Find the string "不认可证据" in the entries and copy each line that has it.

═══ Extracted entries ═══

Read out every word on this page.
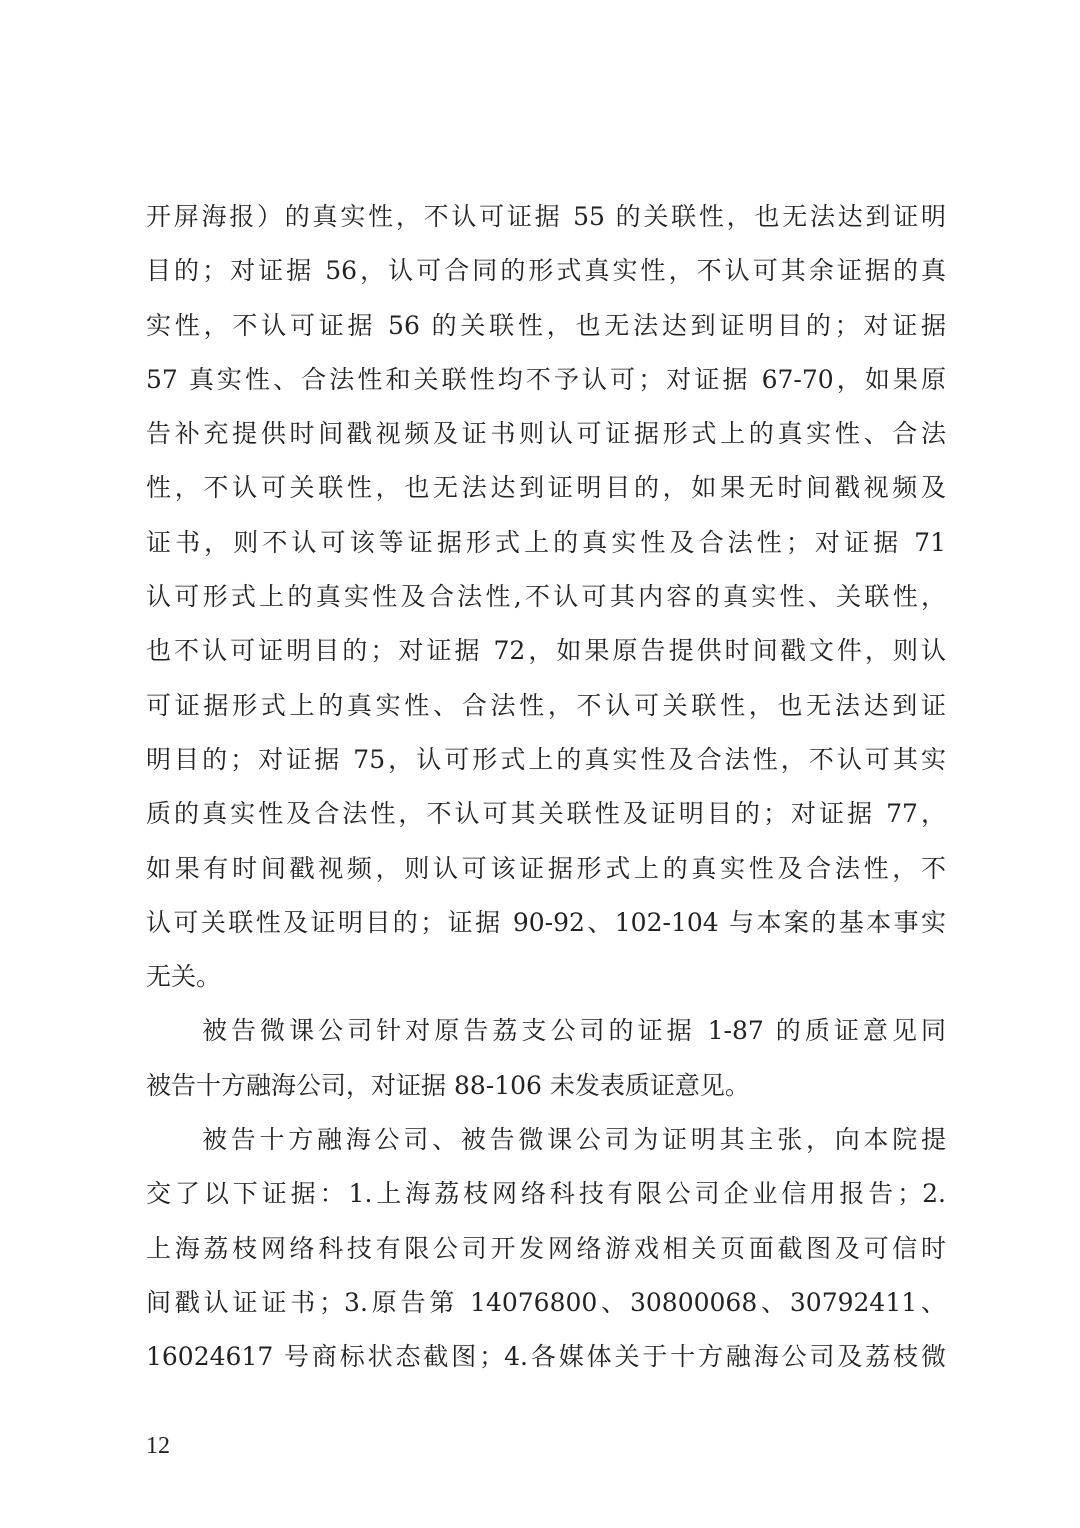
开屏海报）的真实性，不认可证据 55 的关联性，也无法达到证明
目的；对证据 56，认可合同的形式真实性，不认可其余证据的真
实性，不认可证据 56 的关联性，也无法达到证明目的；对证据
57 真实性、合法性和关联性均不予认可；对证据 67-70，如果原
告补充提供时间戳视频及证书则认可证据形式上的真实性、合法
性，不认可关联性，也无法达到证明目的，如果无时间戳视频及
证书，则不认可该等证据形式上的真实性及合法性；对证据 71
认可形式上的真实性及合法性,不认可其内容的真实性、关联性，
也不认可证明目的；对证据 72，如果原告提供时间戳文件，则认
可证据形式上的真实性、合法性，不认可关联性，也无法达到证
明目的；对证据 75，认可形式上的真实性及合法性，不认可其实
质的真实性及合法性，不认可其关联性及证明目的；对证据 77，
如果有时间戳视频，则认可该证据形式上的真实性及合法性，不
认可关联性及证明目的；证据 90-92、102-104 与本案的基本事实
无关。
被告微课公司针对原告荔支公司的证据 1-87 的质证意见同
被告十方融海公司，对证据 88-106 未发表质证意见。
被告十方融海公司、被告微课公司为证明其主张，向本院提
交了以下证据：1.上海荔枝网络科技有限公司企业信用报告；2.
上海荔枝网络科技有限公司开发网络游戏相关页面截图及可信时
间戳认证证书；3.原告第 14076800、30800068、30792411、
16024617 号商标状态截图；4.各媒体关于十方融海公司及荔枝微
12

═══

Exercise result:
开屏海报）的真实性，不认可证据 55 的关联性，也无法达到证明
实性，不认可证据 56 的关联性，也无法达到证明目的；对证据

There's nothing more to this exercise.